*GOAL OF THE EXERCISE*: The entire listing is to be repeated verbatim.

- - - -

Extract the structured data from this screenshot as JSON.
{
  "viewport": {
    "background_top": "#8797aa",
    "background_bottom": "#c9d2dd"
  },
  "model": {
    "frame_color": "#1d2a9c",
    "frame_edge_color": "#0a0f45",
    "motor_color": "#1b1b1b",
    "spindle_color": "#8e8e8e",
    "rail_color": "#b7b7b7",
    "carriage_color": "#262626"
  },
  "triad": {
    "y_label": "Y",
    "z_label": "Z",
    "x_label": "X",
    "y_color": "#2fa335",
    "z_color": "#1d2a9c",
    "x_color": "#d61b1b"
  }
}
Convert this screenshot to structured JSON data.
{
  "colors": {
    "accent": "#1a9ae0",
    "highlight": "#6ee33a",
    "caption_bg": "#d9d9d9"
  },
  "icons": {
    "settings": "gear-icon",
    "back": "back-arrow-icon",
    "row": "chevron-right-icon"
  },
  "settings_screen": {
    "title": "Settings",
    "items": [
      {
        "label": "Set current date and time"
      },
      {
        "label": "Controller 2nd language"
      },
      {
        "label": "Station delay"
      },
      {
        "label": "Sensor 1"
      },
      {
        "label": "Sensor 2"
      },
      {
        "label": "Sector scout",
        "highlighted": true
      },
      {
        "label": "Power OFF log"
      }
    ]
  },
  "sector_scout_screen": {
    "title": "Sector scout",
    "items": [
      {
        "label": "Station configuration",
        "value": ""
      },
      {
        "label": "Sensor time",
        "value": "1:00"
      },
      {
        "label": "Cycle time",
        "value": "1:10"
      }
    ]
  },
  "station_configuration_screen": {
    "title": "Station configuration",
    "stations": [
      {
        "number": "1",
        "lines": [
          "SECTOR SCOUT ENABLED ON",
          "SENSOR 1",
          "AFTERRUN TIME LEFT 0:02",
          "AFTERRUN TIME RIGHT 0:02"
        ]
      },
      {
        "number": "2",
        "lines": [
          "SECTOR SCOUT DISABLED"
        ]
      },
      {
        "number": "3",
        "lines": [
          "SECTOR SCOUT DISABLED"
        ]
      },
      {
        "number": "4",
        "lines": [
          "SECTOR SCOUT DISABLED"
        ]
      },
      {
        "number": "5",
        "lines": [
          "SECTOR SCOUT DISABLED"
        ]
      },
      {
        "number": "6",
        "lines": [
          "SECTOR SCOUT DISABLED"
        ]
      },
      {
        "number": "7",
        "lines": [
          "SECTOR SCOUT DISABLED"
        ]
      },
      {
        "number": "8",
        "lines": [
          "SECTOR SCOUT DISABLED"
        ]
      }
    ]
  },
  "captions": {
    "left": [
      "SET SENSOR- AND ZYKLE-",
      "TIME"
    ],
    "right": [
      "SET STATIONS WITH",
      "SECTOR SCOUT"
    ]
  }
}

- - - -

*EXERCISE RESULT*:
Extract the structured data from this screenshot as JSON.
{
  "viewport": {
    "background_top": "#8797aa",
    "background_bottom": "#c9d2dd"
  },
  "model": {
    "frame_color": "#1d2a9c",
    "frame_edge_color": "#0a0f45",
    "motor_color": "#1b1b1b",
    "spindle_color": "#8e8e8e",
    "rail_color": "#b7b7b7",
    "carriage_color": "#262626"
  },
  "triad": {
    "y_label": "Y",
    "z_label": "Z",
    "x_label": "X",
    "y_color": "#2fa335",
    "z_color": "#1d2a9c",
    "x_color": "#d61b1b"
  }
}
Convert this screenshot to structured JSON data.
{
  "colors": {
    "accent": "#1a9ae0",
    "highlight": "#6ee33a",
    "caption_bg": "#d9d9d9"
  },
  "icons": {
    "settings": "gear-icon",
    "back": "back-arrow-icon",
    "row": "chevron-right-icon"
  },
  "settings_screen": {
    "title": "Settings",
    "items": [
      {
        "label": "Set current date and time"
      },
      {
        "label": "Controller 2nd language"
      },
      {
        "label": "Station delay"
      },
      {
        "label": "Sensor 1"
      },
      {
        "label": "Sensor 2"
      },
      {
        "label": "Sector scout",
        "highlighted": true
      },
      {
        "label": "Power OFF log"
      }
    ]
  },
  "sector_scout_screen": {
    "title": "Sector scout",
    "items": [
      {
        "label": "Station configuration",
        "value": ""
      },
      {
        "label": "Sensor time",
        "value": "1:00"
      },
      {
        "label": "Cycle time",
        "value": "1:10"
      }
    ]
  },
  "station_configuration_screen": {
    "title": "Station configuration",
    "stations": [
      {
        "number": "1",
        "lines": [
          "SECTOR SCOUT ENABLED ON",
          "SENSOR 1",
          "AFTERRUN TIME LEFT 0:02",
          "AFTERRUN TIME RIGHT 0:02"
        ]
      },
      {
        "number": "2",
        "lines": [
          "SECTOR SCOUT DISABLED"
        ]
      },
      {
        "number": "3",
        "lines": [
          "SECTOR SCOUT DISABLED"
        ]
      },
      {
        "number": "4",
        "lines": [
          "SECTOR SCOUT DISABLED"
        ]
      },
      {
        "number": "5",
        "lines": [
          "SECTOR SCOUT DISABLED"
        ]
      },
      {
        "number": "6",
        "lines": [
          "SECTOR SCOUT DISABLED"
        ]
      },
      {
        "number": "7",
        "lines": [
          "SECTOR SCOUT DISABLED"
        ]
      },
      {
        "number": "8",
        "lines": [
          "SECTOR SCOUT DISABLED"
        ]
      }
    ]
  },
  "captions": {
    "left": [
      "SET SENSOR- AND ZYKLE-",
      "TIME"
    ],
    "right": [
      "SET STATIONS WITH",
      "SECTOR SCOUT"
    ]
  }
}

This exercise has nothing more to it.